## Begin

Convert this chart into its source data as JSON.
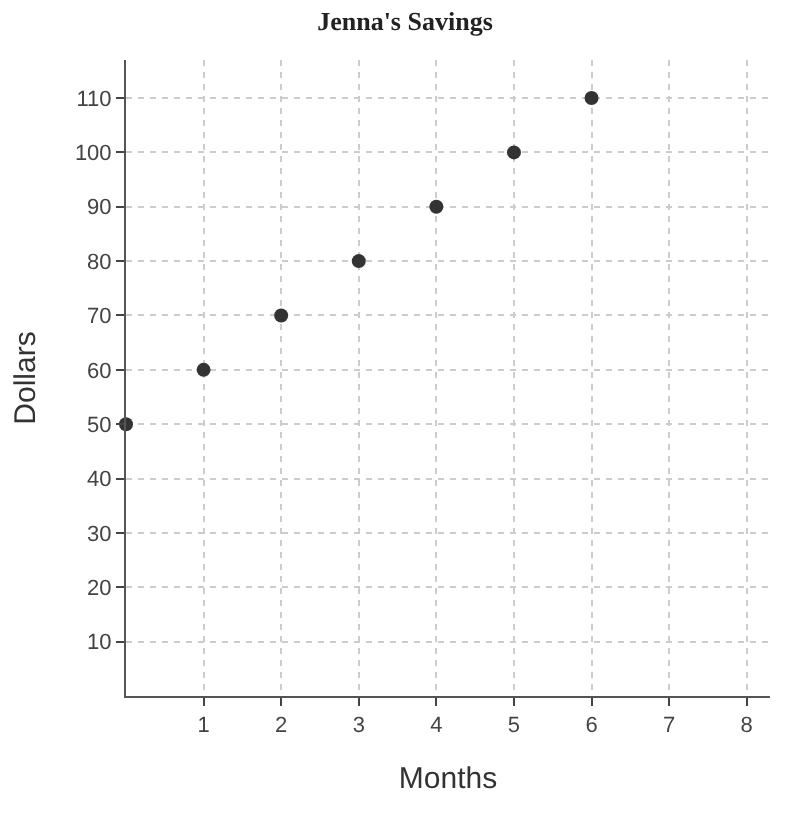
{
  "chart_data": {
    "type": "scatter",
    "title": "Jenna's Savings",
    "xlabel": "Months",
    "ylabel": "Dollars",
    "x": [
      0,
      1,
      2,
      3,
      4,
      5,
      6
    ],
    "series": [
      {
        "color": "#333333",
        "values": [
          50,
          60,
          70,
          80,
          90,
          100,
          110
        ]
      }
    ],
    "xlim": [
      0,
      8.3
    ],
    "ylim": [
      0,
      117
    ],
    "xticks": [
      1,
      2,
      3,
      4,
      5,
      6,
      7,
      8
    ],
    "yticks": [
      10,
      20,
      30,
      40,
      50,
      60,
      70,
      80,
      90,
      100,
      110
    ],
    "grid": true,
    "marker": "circle"
  }
}
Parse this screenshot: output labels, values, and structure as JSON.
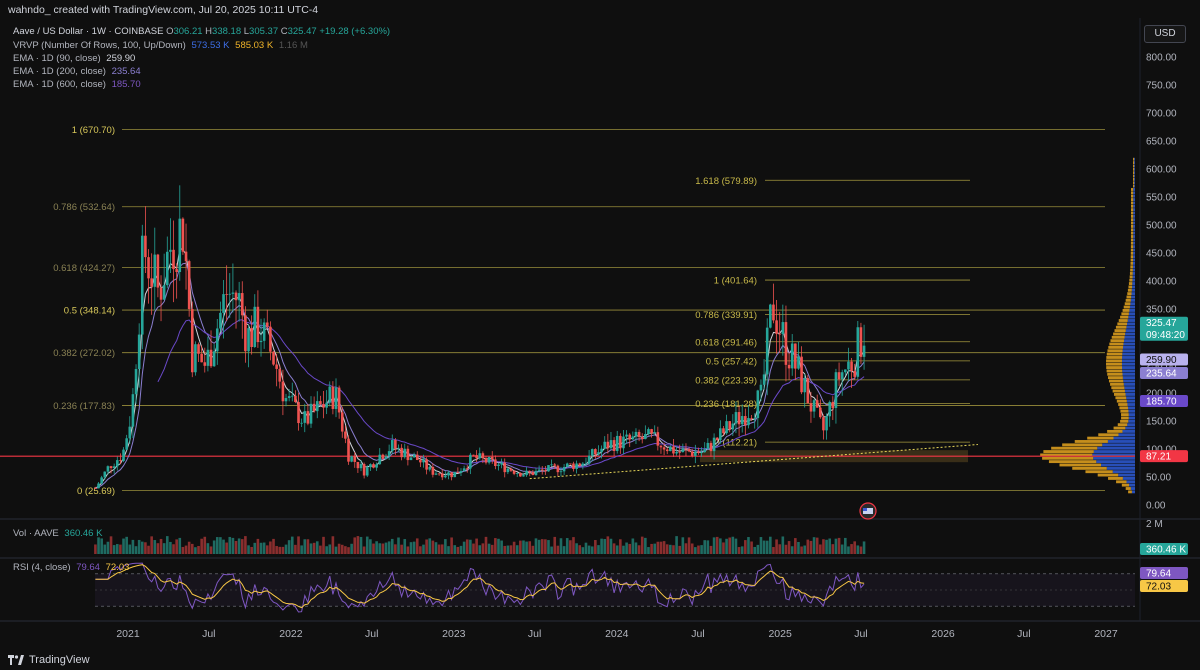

## End

■ Exercise brief
Print out the lines exactly, skipping any picture.

■ Written solution
Convert this chart into its source data as JSON.
{
  "chart_data": {
    "type": "scatter",
    "title": "Jenna's Savings",
    "xlabel": "Months",
    "ylabel": "Dollars",
    "x": [
      0,
      1,
      2,
      3,
      4,
      5,
      6
    ],
    "series": [
      {
        "color": "#333333",
        "values": [
          50,
          60,
          70,
          80,
          90,
          100,
          110
        ]
      }
    ],
    "xlim": [
      0,
      8.3
    ],
    "ylim": [
      0,
      117
    ],
    "xticks": [
      1,
      2,
      3,
      4,
      5,
      6,
      7,
      8
    ],
    "yticks": [
      10,
      20,
      30,
      40,
      50,
      60,
      70,
      80,
      90,
      100,
      110
    ],
    "grid": true,
    "marker": "circle"
  }
}
Parse this screenshot: output labels, values, and structure as JSON.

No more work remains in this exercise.